● Goal of the exercise
Say how many lines of the listing below contain "into", giving the number and nothing else.

Collection entries:
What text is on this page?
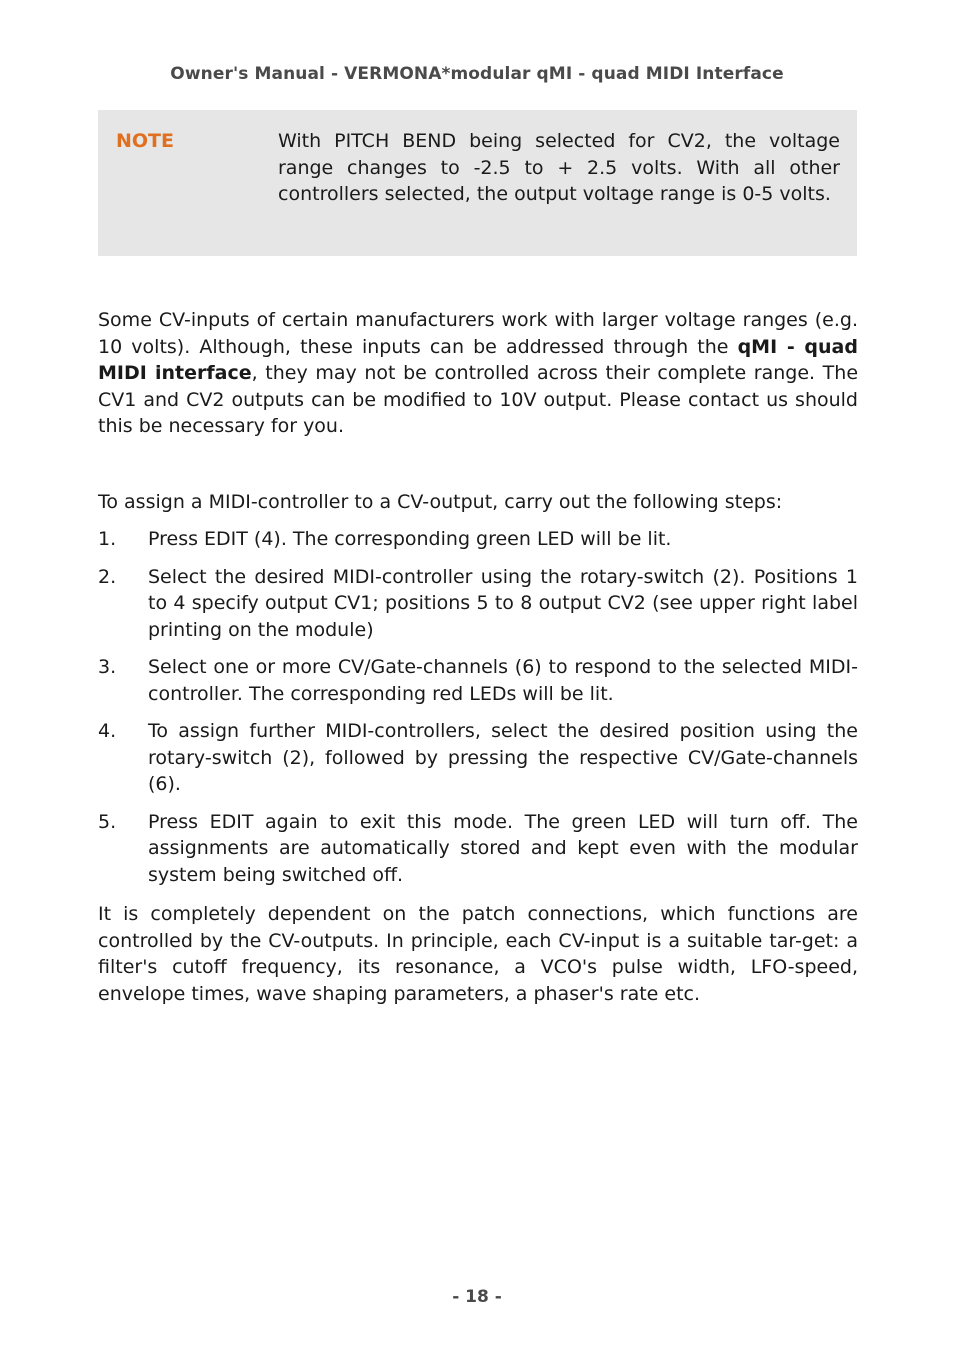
Owner's Manual - VERMONA*modular qMI - quad MIDI Interface
NOTE	With PITCH BEND being selected for CV2, the voltage range changes to -2.5 to + 2.5 volts. With all other controllers selected, the output voltage range is 0-5 volts.
Some CV-inputs of certain manufacturers work with larger voltage ranges (e.g. 10 volts). Although, these inputs can be addressed through the qMI - quad MIDI interface, they may not be controlled across their complete range. The CV1 and CV2 outputs can be modified to 10V output. Please contact us should this be necessary for you.
To assign a MIDI-controller to a CV-output, carry out the following steps:
1. Press EDIT (4). The corresponding green LED will be lit.
2. Select the desired MIDI-controller using the rotary-switch (2). Positions 1 to 4 specify output CV1; positions 5 to 8 output CV2 (see upper right label printing on the module)
3. Select one or more CV/Gate-channels (6) to respond to the selected MIDI-controller. The corresponding red LEDs will be lit.
4. To assign further MIDI-controllers, select the desired position using the rotary-switch (2), followed by pressing the respective CV/Gate-channels (6).
5. Press EDIT again to exit this mode. The green LED will turn off. The assignments are automatically stored and kept even with the modular system being switched off.
It is completely dependent on the patch connections, which functions are controlled by the CV-outputs. In principle, each CV-input is a suitable tar-get: a filter's cutoff frequency, its resonance, a VCO's pulse width, LFO-speed, envelope times, wave shaping parameters, a phaser's rate etc.
- 18 -
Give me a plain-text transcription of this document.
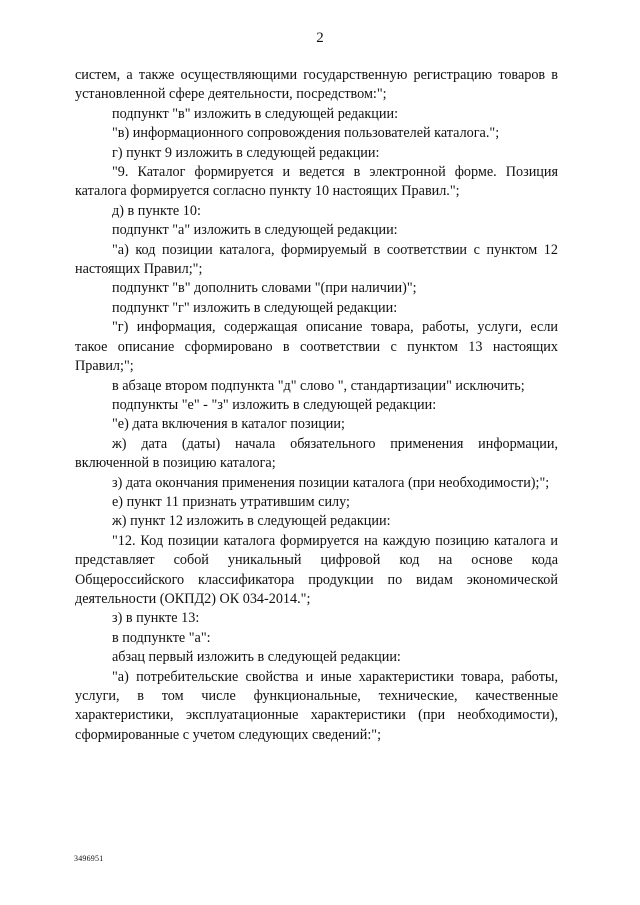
2

систем, а также осуществляющими государственную регистрацию товаров в установленной сфере деятельности, посредством:";

подпункт "в" изложить в следующей редакции:

"в) информационного сопровождения пользователей каталога.";

г) пункт 9 изложить в следующей редакции:

"9. Каталог формируется и ведется в электронной форме. Позиция каталога формируется согласно пункту 10 настоящих Правил.";

д) в пункте 10:

подпункт "а" изложить в следующей редакции:

"а) код позиции каталога, формируемый в соответствии с пунктом 12 настоящих Правил;";

подпункт "в" дополнить словами "(при наличии)";

подпункт "г" изложить в следующей редакции:

"г) информация, содержащая описание товара, работы, услуги, если такое описание сформировано в соответствии с пунктом 13 настоящих Правил;";

в абзаце втором подпункта "д" слово ", стандартизации" исключить;

подпункты "е" - "з" изложить в следующей редакции:

"е) дата включения в каталог позиции;

ж) дата (даты) начала обязательного применения информации, включенной в позицию каталога;

з) дата окончания применения позиции каталога (при необходимости);";

е) пункт 11 признать утратившим силу;

ж) пункт 12 изложить в следующей редакции:

"12. Код позиции каталога формируется на каждую позицию каталога и представляет собой уникальный цифровой код на основе кода Общероссийского классификатора продукции по видам экономической деятельности (ОКПД2) ОК 034-2014.";

з) в пункте 13:

в подпункте "а":

абзац первый изложить в следующей редакции:

"а) потребительские свойства и иные характеристики товара, работы, услуги, в том числе функциональные, технические, качественные характеристики, эксплуатационные характеристики (при необходимости), сформированные с учетом следующих сведений:";

3496951
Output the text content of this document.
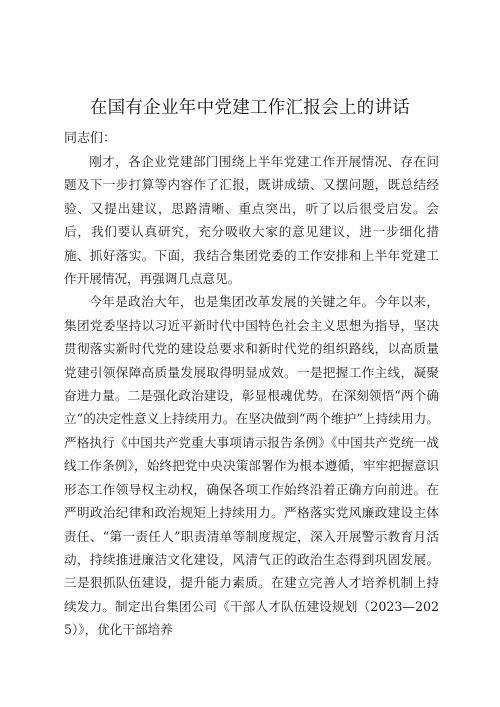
在国有企业年中党建工作汇报会上的讲话
同志们：

刚才，各企业党建部门围绕上半年党建工作开展情况、存在问题及下一步打算等内容作了汇报，既讲成绩、又摆问题，既总结经验、又提出建议，思路清晰、重点突出，听了以后很受启发。会后，我们要认真研究，充分吸收大家的意见建议，进一步细化措施、抓好落实。下面，我结合集团党委的工作安排和上半年党建工作开展情况，再强调几点意见。

今年是政治大年，也是集团改革发展的关键之年。今年以来，集团党委坚持以习近平新时代中国特色社会主义思想为指导，坚决贯彻落实新时代党的建设总要求和新时代党的组织路线，以高质量党建引领保障高质量发展取得明显成效。一是把握工作主线，凝聚奋进力量。二是强化政治建设，彰显根魂优势。在深刻领悟“两个确立”的决定性意义上持续用力。在坚决做到“两个维护”上持续用力。严格执行《中国共产党重大事项请示报告条例》《中国共产党统一战线工作条例》，始终把党中央决策部署作为根本遵循，牢牢把握意识形态工作领导权主动权，确保各项工作始终沿着正确方向前进。在严明政治纪律和政治规矩上持续用力。严格落实党风廉政建设主体责任、“第一责任人”职责清单等制度规定，深入开展警示教育月活动，持续推进廉洁文化建设，风清气正的政治生态得到巩固发展。三是狠抓队伍建设，提升能力素质。在建立完善人才培养机制上持续发力。制定出台集团公司《干部人才队伍建设规划（2023—2025）》，优化干部培养
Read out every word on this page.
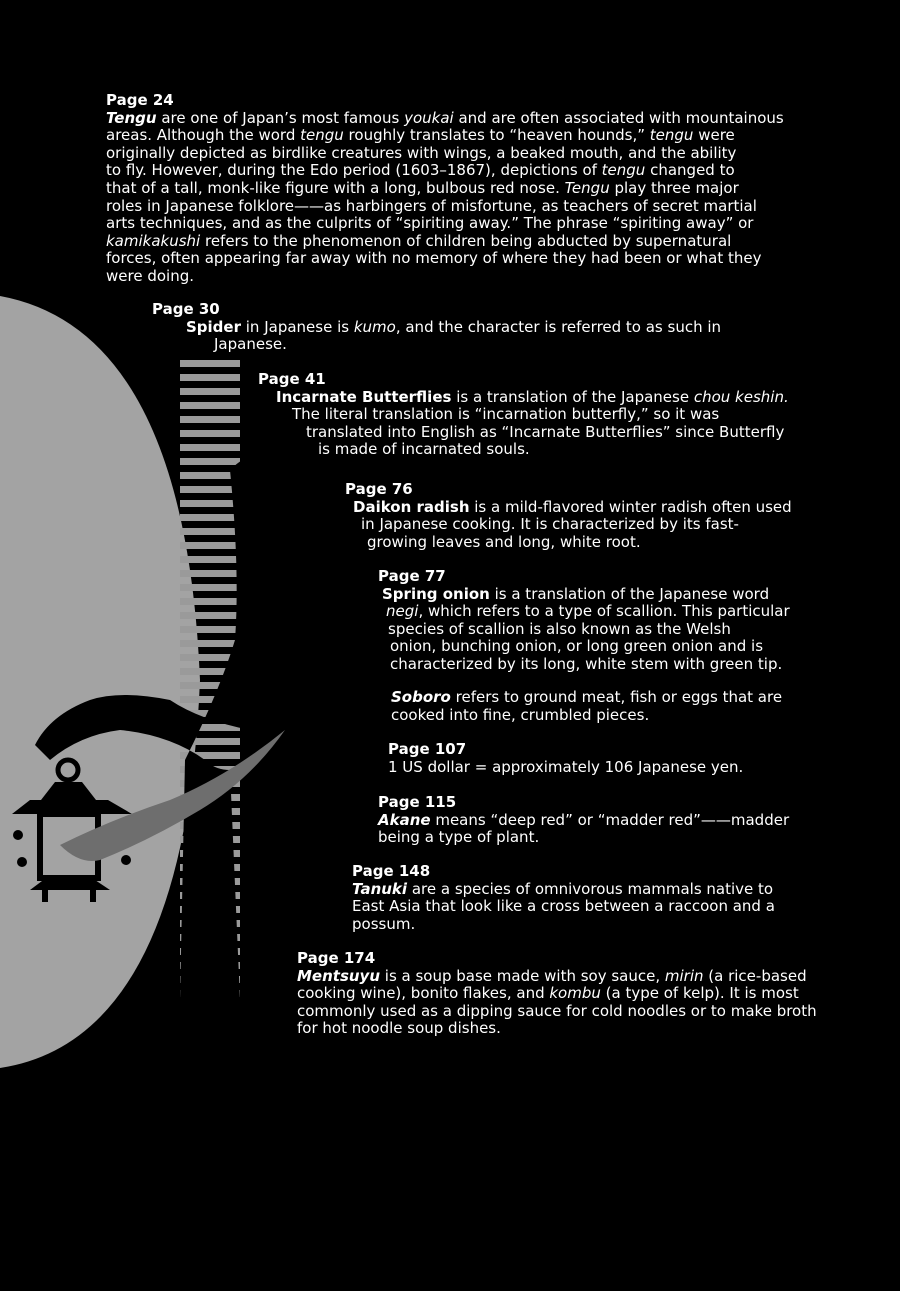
Page 24
Tengu are one of Japan’s most famous youkai and are often associated with mountainous
areas. Although the word tengu roughly translates to “heaven hounds,” tengu were
originally depicted as birdlike creatures with wings, a beaked mouth, and the ability
to fly. However, during the Edo period (1603–1867), depictions of tengu changed to
that of a tall, monk-like figure with a long, bulbous red nose. Tengu play three major
roles in Japanese folklore——as harbingers of misfortune, as teachers of secret martial
arts techniques, and as the culprits of “spiriting away.” The phrase “spiriting away” or
kamikakushi refers to the phenomenon of children being abducted by supernatural
forces, often appearing far away with no memory of where they had been or what they
were doing.
Page 30
Spider in Japanese is kumo, and the character is referred to as such in
Japanese.
Page 41
Incarnate Butterflies is a translation of the Japanese chou keshin.
The literal translation is “incarnation butterfly,” so it was
translated into English as “Incarnate Butterflies” since Butterfly
is made of incarnated souls.
Page 76
Daikon radish is a mild-flavored winter radish often used
in Japanese cooking. It is characterized by its fast-
growing leaves and long, white root.
Page 77
Spring onion is a translation of the Japanese word
negi, which refers to a type of scallion. This particular
species of scallion is also known as the Welsh
onion, bunching onion, or long green onion and is
characterized by its long, white stem with green tip.
Soboro refers to ground meat, fish or eggs that are
cooked into fine, crumbled pieces.
Page 107
1 US dollar = approximately 106 Japanese yen.
Page 115
Akane means “deep red” or “madder red”——madder
being a type of plant.
Page 148
Tanuki are a species of omnivorous mammals native to
East Asia that look like a cross between a raccoon and a
possum.
Page 174
Mentsuyu is a soup base made with soy sauce, mirin (a rice-based
cooking wine), bonito flakes, and kombu (a type of kelp). It is most
commonly used as a dipping sauce for cold noodles or to make broth
for hot noodle soup dishes.
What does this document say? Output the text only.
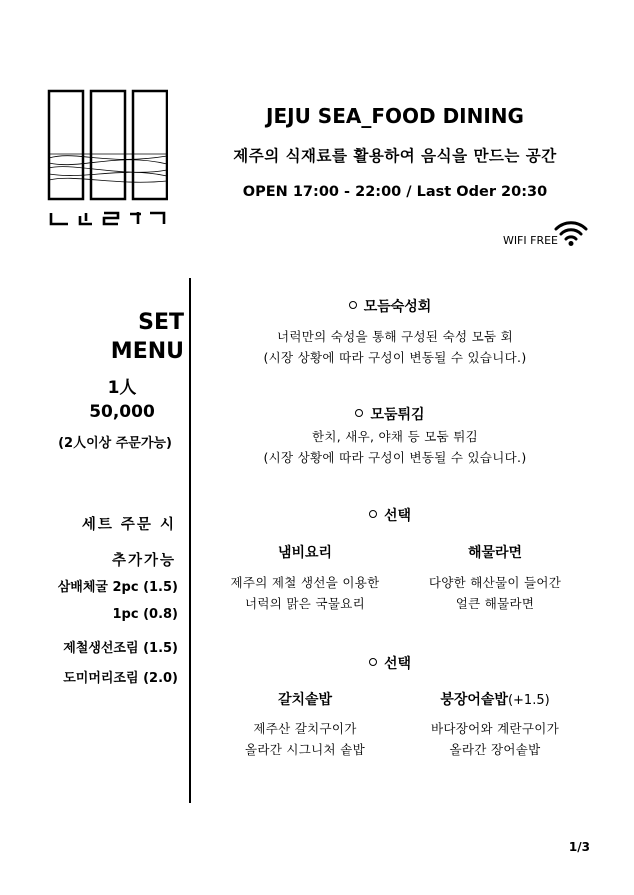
JEJU SEA_FOOD DINING
제주의 식재료를 활용하여 음식을 만드는 공간
OPEN 17:00 - 22:00 / Last Oder 20:30
WIFI FREE
SET
MENU
1人
50,000
(2人이상 주문가능)
세트 주문 시
추가가능
삼배체굴 2pc (1.5)
1pc (0.8)
제철생선조림 (1.5)
도미머리조림 (2.0)
모듬숙성회
너럭만의 숙성을 통해 구성된 숙성 모둠 회
(시장 상황에 따라 구성이 변동될 수 있습니다.)
모둠튀김
한치, 새우, 야채 등 모둠 튀김
(시장 상황에 따라 구성이 변동될 수 있습니다.)
선택
냄비요리	해물라면
제주의 제철 생선을 이용한
너럭의 맑은 국물요리
다양한 해산물이 들어간
얼큰 해물라면
선택
갈치솥밥	붕장어솥밥(+1.5)
제주산 갈치구이가
올라간 시그니처 솥밥
바다장어와 계란구이가
올라간 장어솥밥
1/3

● Correct answer
2